Given exercise ▸ Report every line in the listing below where the string "text" shows up.

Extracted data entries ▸
..............................

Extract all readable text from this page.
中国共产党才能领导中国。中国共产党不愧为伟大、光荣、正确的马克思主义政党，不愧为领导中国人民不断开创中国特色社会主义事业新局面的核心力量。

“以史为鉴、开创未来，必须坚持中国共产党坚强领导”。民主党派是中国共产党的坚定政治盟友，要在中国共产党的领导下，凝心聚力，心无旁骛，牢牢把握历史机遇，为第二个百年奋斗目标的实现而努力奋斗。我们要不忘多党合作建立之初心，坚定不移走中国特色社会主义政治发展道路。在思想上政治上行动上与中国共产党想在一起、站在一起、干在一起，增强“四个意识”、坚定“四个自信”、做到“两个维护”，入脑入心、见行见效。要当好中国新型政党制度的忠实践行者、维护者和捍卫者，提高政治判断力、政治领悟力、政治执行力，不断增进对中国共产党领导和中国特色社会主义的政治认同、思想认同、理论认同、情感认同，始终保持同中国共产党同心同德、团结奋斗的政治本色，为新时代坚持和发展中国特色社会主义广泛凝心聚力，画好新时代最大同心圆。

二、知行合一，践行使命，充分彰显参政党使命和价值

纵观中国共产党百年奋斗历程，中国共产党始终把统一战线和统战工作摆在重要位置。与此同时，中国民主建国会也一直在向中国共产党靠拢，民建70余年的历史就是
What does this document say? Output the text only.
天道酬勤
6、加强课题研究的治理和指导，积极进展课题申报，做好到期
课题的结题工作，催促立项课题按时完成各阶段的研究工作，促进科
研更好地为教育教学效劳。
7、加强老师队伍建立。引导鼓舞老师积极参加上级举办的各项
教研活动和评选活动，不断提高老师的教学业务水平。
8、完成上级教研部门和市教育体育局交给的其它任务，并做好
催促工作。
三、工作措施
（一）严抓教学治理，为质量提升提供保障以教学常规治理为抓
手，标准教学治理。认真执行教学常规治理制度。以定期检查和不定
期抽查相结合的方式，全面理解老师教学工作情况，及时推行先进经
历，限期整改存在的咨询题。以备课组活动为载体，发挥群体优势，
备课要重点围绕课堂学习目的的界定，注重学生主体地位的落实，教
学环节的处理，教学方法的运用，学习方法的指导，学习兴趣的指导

..............................

Reply to the task ▸
Extract all readable text from this page.
What does this document say? Output the text only.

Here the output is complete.